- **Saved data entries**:
※

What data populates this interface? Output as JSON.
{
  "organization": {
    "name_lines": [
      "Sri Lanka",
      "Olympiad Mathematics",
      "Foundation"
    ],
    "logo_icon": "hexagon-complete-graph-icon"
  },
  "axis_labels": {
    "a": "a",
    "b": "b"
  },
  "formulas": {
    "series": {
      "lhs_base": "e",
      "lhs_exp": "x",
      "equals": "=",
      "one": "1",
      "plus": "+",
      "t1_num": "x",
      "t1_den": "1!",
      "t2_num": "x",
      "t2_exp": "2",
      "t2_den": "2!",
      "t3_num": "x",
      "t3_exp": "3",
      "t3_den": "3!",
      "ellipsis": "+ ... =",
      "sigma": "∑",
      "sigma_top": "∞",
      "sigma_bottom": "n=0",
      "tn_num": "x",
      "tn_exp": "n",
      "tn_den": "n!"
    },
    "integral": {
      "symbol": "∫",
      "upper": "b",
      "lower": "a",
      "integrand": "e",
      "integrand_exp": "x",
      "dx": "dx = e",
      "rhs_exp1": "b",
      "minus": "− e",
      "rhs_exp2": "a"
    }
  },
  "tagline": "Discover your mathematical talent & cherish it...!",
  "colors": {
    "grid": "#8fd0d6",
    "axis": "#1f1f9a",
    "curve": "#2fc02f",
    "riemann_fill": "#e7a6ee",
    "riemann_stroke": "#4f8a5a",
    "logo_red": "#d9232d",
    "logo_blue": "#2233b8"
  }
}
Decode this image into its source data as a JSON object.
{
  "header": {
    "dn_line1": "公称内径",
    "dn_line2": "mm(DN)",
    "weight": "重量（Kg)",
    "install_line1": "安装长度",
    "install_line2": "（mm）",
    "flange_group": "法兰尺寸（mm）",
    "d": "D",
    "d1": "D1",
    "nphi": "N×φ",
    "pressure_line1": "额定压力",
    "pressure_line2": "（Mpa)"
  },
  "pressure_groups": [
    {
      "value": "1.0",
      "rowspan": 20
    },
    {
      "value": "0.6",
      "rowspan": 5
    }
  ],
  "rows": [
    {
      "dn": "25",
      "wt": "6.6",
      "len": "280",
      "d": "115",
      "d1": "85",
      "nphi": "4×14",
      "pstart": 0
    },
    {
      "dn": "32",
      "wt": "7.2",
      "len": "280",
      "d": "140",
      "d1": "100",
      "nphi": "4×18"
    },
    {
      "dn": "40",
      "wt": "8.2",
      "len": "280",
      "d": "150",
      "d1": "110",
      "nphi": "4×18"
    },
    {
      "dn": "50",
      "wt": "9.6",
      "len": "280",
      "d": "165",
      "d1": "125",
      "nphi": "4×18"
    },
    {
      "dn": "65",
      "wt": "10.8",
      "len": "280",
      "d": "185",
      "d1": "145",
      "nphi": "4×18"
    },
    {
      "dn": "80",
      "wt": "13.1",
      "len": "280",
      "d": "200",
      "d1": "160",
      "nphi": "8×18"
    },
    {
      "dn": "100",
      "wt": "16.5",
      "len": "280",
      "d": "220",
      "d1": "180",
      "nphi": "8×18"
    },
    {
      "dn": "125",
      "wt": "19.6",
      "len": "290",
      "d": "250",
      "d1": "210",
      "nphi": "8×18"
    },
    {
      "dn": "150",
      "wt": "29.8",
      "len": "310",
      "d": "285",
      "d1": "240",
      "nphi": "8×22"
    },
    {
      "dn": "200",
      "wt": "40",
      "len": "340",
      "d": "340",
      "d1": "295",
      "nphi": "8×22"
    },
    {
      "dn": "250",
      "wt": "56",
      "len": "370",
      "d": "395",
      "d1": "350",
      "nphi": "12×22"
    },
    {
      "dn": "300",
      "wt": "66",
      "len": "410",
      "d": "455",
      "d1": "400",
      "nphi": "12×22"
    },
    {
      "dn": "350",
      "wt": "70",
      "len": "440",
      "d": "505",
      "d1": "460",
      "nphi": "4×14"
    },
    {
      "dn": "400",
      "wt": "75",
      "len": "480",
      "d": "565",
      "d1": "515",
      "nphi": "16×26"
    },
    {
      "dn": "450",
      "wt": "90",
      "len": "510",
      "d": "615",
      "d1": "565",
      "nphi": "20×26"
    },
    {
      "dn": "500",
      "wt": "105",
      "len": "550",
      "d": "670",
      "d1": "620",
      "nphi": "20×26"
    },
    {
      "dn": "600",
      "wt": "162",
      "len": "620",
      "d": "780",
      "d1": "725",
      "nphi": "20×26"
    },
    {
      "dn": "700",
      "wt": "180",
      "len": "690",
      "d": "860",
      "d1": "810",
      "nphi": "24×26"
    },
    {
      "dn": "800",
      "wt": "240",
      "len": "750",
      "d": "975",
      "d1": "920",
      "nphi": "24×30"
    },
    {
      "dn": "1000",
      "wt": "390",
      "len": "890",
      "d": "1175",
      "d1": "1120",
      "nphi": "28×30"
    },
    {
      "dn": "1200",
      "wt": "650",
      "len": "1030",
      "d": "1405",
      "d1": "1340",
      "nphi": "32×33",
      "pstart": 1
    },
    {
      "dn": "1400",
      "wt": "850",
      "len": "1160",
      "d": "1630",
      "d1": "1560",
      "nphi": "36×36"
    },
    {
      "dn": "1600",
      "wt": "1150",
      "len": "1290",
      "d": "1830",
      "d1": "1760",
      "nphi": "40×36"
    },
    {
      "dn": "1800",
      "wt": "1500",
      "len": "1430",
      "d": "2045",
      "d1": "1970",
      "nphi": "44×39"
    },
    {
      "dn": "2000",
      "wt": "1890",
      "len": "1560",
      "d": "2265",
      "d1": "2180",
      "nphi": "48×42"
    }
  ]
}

※

- **EXERCISE PROMPT**:
Check every line for "this" and show the ones that have it.

- **CORRECT OUTPUT**:
What data populates this interface? Output as JSON.
Decode this image into its source data as a JSON object.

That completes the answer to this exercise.